_Task requirements:_
Print every entry word for word, but omit the pictures.

───── Source records ─────

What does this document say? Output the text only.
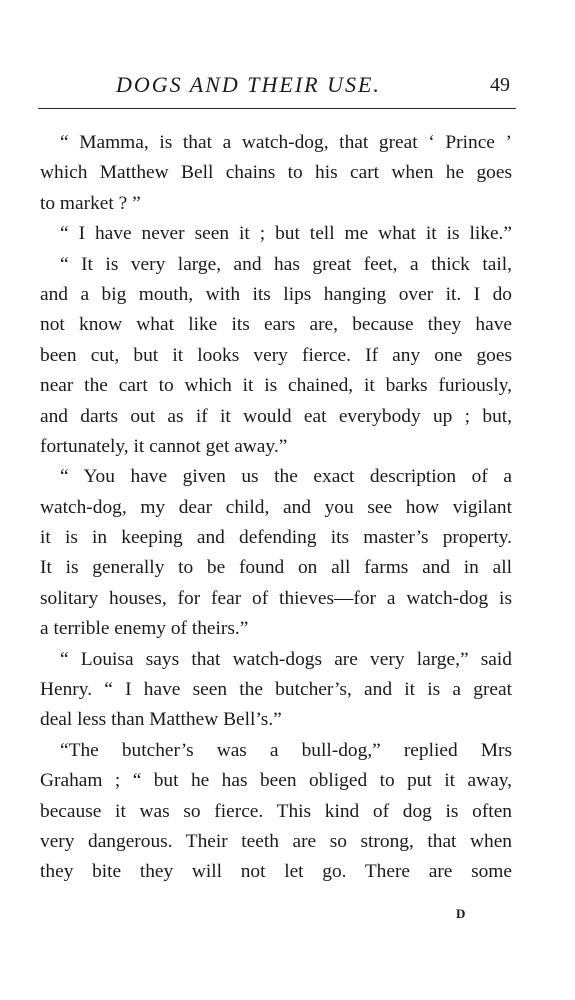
DOGS AND THEIR USE.	49
“ Mamma, is that a watch-dog, that great ‘ Prince ’
which Matthew Bell chains to his cart when he goes
to market ? ”
“ I have never seen it ; but tell me what it is like.”
“ It is very large, and has great feet, a thick tail,
and a big mouth, with its lips hanging over it. I do
not know what like its ears are, because they have
been cut, but it looks very fierce. If any one goes
near the cart to which it is chained, it barks furiously,
and darts out as if it would eat everybody up ; but,
fortunately, it cannot get away.”
“ You have given us the exact description of a
watch-dog, my dear child, and you see how vigilant
it is in keeping and defending its master’s property.
It is generally to be found on all farms and in all
solitary houses, for fear of thieves—for a watch-dog is
a terrible enemy of theirs.”
“ Louisa says that watch-dogs are very large,” said
Henry. “ I have seen the butcher’s, and it is a great
deal less than Matthew Bell’s.”
“The butcher’s was a bull-dog,” replied Mrs
Graham ; “ but he has been obliged to put it away,
because it was so fierce. This kind of dog is often
very dangerous. Their teeth are so strong, that when
they bite they will not let go. There are some
D
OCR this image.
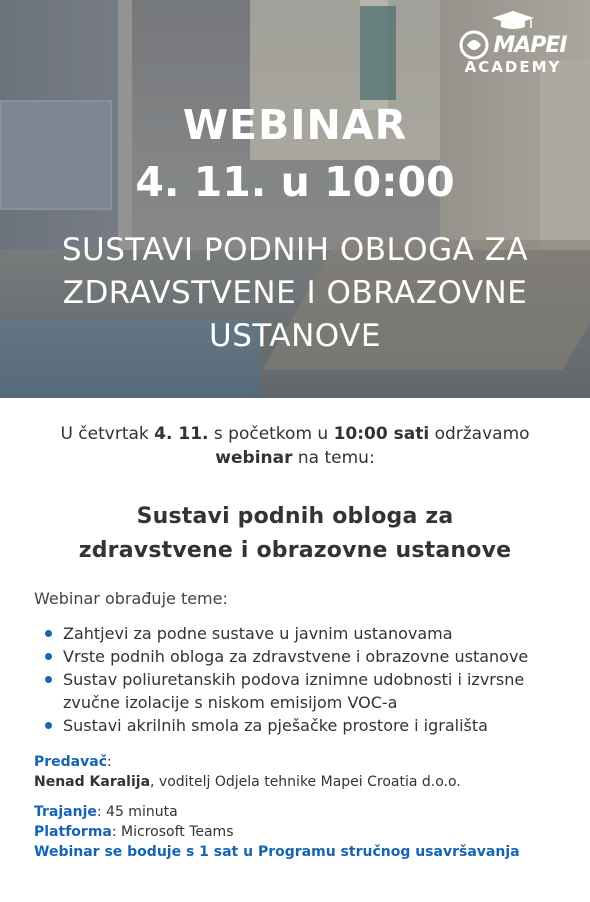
MAPEI
ACADEMY
WEBINAR
4. 11. u 10:00
SUSTAVI PODNIH OBLOGA ZA
ZDRAVSTVENE I OBRAZOVNE
USTANOVE

U četvrtak 4. 11. s početkom u 10:00 sati održavamo
webinar na temu:

Sustavi podnih obloga za
zdravstvene i obrazovne ustanove

Webinar obrađuje teme:

Zahtjevi za podne sustave u javnim ustanovama
Vrste podnih obloga za zdravstvene i obrazovne ustanove
Sustav poliuretanskih podova iznimne udobnosti i izvrsne zvučne izolacije s niskom emisijom VOC-a
Sustavi akrilnih smola za pješačke prostore i igrališta
Predavač:
Nenad Karalija, voditelj Odjela tehnike Mapei Croatia d.o.o.
Trajanje: 45 minuta
Platforma: Microsoft Teams
Webinar se boduje s 1 sat u Programu stručnog usavršavanja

─────

_The solution:_
What does this document say? Output the text only.
DOGS AND THEIR USE.	49
“ Mamma, is that a watch-dog, that great ‘ Prince ’
which Matthew Bell chains to his cart when he goes
to market ? ”
“ I have never seen it ; but tell me what it is like.”
“ It is very large, and has great feet, a thick tail,
and a big mouth, with its lips hanging over it. I do
not know what like its ears are, because they have
been cut, but it looks very fierce. If any one goes
near the cart to which it is chained, it barks furiously,
and darts out as if it would eat everybody up ; but,
fortunately, it cannot get away.”
“ You have given us the exact description of a
watch-dog, my dear child, and you see how vigilant
it is in keeping and defending its master’s property.
It is generally to be found on all farms and in all
solitary houses, for fear of thieves—for a watch-dog is
a terrible enemy of theirs.”
“ Louisa says that watch-dogs are very large,” said
Henry. “ I have seen the butcher’s, and it is a great
deal less than Matthew Bell’s.”
“The butcher’s was a bull-dog,” replied Mrs
Graham ; “ but he has been obliged to put it away,
because it was so fierce. This kind of dog is often
very dangerous. Their teeth are so strong, that when
they bite they will not let go. There are some
D
OCR this image.
MAPEI
ACADEMY
WEBINAR
4. 11. u 10:00
SUSTAVI PODNIH OBLOGA ZA
ZDRAVSTVENE I OBRAZOVNE
USTANOVE

U četvrtak 4. 11. s početkom u 10:00 sati održavamo
webinar na temu:

Sustavi podnih obloga za
zdravstvene i obrazovne ustanove

Webinar obrađuje teme:

Zahtjevi za podne sustave u javnim ustanovama
Vrste podnih obloga za zdravstvene i obrazovne ustanove
Sustav poliuretanskih podova iznimne udobnosti i izvrsne zvučne izolacije s niskom emisijom VOC-a
Sustavi akrilnih smola za pješačke prostore i igrališta
Predavač:
Nenad Karalija, voditelj Odjela tehnike Mapei Croatia d.o.o.
Trajanje: 45 minuta
Platforma: Microsoft Teams
Webinar se boduje s 1 sat u Programu stručnog usavršavanja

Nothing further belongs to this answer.